YOUR INSTRUCTIONS: Copy out every line in which the string "Temperature" occurs.

Start EXERCISE MATERIALS

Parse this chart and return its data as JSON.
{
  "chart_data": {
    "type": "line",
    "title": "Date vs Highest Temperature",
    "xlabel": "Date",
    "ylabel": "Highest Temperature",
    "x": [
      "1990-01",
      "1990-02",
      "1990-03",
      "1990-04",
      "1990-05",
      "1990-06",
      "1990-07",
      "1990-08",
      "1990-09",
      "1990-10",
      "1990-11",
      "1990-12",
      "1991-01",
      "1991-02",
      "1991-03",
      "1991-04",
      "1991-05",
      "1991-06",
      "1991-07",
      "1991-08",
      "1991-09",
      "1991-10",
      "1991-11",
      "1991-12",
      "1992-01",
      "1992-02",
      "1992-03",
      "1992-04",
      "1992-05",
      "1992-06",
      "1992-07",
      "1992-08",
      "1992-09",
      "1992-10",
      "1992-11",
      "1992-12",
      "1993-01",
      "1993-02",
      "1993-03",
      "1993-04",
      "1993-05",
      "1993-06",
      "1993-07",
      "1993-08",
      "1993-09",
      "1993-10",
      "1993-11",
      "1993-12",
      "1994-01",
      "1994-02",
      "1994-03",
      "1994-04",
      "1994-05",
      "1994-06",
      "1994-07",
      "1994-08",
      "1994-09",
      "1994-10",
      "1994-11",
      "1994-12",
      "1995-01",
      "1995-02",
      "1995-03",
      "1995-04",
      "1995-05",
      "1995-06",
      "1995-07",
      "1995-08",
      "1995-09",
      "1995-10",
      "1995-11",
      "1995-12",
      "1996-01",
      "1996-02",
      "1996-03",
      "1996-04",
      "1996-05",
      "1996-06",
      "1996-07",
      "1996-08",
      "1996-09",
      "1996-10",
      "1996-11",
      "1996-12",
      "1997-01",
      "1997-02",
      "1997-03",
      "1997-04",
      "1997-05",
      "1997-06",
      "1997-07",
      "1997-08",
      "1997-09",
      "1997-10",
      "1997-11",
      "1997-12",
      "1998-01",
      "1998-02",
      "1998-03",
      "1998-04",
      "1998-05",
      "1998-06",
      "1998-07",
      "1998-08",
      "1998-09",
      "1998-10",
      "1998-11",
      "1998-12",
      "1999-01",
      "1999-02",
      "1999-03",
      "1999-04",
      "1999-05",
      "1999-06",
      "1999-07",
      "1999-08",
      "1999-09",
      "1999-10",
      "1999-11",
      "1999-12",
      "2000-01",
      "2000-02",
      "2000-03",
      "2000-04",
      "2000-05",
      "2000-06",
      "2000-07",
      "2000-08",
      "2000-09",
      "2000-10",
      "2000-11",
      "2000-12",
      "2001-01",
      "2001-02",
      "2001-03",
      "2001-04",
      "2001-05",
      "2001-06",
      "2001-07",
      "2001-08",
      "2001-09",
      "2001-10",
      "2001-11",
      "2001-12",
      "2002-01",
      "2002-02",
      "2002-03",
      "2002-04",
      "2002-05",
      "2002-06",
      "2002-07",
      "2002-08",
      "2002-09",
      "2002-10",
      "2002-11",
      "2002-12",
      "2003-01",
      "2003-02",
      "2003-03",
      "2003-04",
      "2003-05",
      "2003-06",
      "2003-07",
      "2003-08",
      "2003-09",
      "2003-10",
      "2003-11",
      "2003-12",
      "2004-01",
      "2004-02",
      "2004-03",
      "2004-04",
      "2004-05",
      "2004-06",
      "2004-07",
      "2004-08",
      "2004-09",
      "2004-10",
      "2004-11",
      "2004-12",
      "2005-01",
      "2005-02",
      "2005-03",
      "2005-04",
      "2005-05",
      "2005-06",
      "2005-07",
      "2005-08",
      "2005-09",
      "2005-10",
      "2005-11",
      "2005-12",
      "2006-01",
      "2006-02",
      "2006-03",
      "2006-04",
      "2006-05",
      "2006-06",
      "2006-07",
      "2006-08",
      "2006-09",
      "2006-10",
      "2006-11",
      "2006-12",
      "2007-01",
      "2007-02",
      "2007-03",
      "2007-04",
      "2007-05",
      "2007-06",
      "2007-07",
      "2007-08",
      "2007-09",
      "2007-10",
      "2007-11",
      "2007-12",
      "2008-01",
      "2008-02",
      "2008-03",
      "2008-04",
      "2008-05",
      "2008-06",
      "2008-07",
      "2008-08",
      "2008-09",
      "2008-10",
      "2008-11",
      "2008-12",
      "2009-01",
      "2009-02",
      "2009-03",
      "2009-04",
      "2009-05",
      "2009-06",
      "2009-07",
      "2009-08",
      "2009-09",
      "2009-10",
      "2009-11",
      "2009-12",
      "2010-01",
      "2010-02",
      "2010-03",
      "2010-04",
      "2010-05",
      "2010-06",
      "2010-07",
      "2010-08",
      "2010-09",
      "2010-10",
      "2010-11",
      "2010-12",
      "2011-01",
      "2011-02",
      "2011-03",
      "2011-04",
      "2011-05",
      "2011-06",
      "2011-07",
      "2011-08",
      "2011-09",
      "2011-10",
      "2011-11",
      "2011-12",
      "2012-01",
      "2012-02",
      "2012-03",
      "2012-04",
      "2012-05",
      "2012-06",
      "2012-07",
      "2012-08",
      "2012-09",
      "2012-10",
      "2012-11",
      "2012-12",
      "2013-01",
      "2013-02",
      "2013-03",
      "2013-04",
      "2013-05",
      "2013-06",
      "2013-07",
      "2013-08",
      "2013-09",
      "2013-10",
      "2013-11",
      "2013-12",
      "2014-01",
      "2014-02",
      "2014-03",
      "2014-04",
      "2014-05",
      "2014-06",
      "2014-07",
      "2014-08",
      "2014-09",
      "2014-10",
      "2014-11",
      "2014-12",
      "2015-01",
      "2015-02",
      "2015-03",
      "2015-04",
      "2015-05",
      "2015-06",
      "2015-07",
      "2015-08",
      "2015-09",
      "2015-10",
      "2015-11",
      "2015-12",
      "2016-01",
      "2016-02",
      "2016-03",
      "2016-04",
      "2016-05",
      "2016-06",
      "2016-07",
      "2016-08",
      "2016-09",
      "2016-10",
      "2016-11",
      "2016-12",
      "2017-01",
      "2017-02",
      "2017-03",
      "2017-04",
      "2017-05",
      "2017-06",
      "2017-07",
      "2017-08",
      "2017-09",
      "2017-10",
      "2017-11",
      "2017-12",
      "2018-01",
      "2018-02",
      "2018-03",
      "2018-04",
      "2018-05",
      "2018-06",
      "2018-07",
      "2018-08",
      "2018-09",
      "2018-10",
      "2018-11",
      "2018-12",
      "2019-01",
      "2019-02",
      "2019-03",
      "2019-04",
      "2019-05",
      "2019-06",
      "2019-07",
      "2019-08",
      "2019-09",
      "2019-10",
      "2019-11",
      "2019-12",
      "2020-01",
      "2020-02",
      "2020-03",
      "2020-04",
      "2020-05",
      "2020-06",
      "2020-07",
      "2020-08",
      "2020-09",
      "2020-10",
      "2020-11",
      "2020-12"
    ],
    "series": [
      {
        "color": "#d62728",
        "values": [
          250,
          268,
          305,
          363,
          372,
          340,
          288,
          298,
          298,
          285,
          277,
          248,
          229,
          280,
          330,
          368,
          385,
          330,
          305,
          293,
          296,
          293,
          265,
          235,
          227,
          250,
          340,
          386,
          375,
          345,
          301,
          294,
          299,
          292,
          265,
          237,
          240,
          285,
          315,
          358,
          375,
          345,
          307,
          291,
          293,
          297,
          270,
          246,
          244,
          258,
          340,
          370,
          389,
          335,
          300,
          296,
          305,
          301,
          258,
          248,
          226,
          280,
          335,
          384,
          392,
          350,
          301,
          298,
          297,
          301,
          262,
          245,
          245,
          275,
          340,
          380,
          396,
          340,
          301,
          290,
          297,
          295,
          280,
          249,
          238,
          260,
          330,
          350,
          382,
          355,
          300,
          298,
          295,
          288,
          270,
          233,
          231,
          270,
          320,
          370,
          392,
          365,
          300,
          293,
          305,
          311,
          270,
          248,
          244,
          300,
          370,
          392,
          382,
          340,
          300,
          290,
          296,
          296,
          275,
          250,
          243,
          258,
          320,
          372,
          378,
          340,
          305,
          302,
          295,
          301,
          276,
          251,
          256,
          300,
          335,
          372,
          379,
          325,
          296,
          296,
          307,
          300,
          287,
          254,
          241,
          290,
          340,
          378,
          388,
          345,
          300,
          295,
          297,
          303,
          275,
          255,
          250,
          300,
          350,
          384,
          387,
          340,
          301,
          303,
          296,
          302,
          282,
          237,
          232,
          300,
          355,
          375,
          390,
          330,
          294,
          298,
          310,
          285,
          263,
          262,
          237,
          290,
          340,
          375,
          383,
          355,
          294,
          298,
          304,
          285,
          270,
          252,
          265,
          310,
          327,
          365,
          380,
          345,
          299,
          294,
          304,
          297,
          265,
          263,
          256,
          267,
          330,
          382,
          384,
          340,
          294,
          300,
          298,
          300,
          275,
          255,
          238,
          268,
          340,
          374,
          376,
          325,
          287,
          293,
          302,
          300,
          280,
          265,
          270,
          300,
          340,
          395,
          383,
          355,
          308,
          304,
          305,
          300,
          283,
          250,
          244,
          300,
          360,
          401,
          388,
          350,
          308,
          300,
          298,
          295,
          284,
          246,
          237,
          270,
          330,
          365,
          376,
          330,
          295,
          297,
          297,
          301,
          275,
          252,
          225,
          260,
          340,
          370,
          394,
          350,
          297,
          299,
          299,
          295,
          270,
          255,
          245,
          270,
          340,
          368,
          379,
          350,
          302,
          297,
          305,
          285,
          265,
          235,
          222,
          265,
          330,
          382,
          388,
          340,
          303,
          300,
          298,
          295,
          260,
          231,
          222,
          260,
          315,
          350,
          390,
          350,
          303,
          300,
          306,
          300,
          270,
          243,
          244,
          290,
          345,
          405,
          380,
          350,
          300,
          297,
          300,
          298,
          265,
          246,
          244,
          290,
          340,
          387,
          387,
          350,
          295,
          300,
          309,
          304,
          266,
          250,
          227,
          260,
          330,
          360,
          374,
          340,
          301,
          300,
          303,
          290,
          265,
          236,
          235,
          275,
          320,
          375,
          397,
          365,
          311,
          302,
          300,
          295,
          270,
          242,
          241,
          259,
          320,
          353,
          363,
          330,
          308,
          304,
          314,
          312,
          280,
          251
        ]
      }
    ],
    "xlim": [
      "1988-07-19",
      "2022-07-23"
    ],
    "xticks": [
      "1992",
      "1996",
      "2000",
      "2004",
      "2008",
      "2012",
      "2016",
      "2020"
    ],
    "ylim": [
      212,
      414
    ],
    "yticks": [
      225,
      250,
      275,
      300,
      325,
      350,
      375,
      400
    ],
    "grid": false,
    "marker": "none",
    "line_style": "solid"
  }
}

End EXERCISE MATERIALS

SOLVED PROBLEM:
    "title": "Date vs Highest Temperature",
    "ylabel": "Highest Temperature",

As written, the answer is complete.